Reproduce each line of the listing exactly.

- _Material_

● ● ● ●

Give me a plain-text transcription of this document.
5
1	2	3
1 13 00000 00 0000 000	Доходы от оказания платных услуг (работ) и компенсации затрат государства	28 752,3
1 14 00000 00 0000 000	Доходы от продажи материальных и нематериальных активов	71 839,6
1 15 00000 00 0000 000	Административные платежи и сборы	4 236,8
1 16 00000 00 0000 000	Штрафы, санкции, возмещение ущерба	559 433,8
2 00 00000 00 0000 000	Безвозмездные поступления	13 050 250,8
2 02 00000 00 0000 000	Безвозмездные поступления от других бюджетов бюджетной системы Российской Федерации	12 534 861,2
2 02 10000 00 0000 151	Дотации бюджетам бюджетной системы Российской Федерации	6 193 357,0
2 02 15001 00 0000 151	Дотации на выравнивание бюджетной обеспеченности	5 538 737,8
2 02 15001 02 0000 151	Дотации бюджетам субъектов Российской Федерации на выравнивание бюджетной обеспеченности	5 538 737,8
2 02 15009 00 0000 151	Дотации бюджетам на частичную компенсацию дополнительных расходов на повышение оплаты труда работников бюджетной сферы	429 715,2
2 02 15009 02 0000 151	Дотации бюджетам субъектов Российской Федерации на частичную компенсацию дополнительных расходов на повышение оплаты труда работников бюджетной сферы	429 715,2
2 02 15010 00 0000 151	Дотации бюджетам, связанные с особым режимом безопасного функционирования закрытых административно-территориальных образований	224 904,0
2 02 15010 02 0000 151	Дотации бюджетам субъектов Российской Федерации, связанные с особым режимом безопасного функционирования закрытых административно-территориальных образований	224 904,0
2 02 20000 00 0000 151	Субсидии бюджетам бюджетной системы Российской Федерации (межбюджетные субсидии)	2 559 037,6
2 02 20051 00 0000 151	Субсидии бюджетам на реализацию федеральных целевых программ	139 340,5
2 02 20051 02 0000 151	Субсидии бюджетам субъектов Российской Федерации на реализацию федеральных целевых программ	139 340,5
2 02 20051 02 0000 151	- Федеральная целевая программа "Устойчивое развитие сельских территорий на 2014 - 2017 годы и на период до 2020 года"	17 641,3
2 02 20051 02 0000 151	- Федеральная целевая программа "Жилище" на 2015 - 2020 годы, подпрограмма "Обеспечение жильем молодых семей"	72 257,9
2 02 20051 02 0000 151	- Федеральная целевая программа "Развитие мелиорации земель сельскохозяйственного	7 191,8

● ● ● ●

- _Response for this exercise_
Give me a plain-text transcription of this document.
5
1	2	3
1 13 00000 00 0000 000	Доходы от оказания платных услуг (работ) и компенсации затрат государства	28 752,3
1 14 00000 00 0000 000	Доходы от продажи материальных и нематериальных активов	71 839,6
1 15 00000 00 0000 000	Административные платежи и сборы	4 236,8
1 16 00000 00 0000 000	Штрафы, санкции, возмещение ущерба	559 433,8
2 00 00000 00 0000 000	Безвозмездные поступления	13 050 250,8
2 02 00000 00 0000 000	Безвозмездные поступления от других бюджетов бюджетной системы Российской Федерации	12 534 861,2
2 02 10000 00 0000 151	Дотации бюджетам бюджетной системы Российской Федерации	6 193 357,0
2 02 15001 00 0000 151	Дотации на выравнивание бюджетной обеспеченности	5 538 737,8
2 02 15001 02 0000 151	Дотации бюджетам субъектов Российской Федерации на выравнивание бюджетной обеспеченности	5 538 737,8
2 02 15009 00 0000 151	Дотации бюджетам на частичную компенсацию дополнительных расходов на повышение оплаты труда работников бюджетной сферы	429 715,2
2 02 15009 02 0000 151	Дотации бюджетам субъектов Российской Федерации на частичную компенсацию дополнительных расходов на повышение оплаты труда работников бюджетной сферы	429 715,2
2 02 15010 00 0000 151	Дотации бюджетам, связанные с особым режимом безопасного функционирования закрытых административно-территориальных образований	224 904,0
2 02 15010 02 0000 151	Дотации бюджетам субъектов Российской Федерации, связанные с особым режимом безопасного функционирования закрытых административно-территориальных образований	224 904,0
2 02 20000 00 0000 151	Субсидии бюджетам бюджетной системы Российской Федерации (межбюджетные субсидии)	2 559 037,6
2 02 20051 00 0000 151	Субсидии бюджетам на реализацию федеральных целевых программ	139 340,5
2 02 20051 02 0000 151	Субсидии бюджетам субъектов Российской Федерации на реализацию федеральных целевых программ	139 340,5
2 02 20051 02 0000 151	- Федеральная целевая программа "Устойчивое развитие сельских территорий на 2014 - 2017 годы и на период до 2020 года"	17 641,3
2 02 20051 02 0000 151	- Федеральная целевая программа "Жилище" на 2015 - 2020 годы, подпрограмма "Обеспечение жильем молодых семей"	72 257,9
2 02 20051 02 0000 151	- Федеральная целевая программа "Развитие мелиорации земель сельскохозяйственного	7 191,8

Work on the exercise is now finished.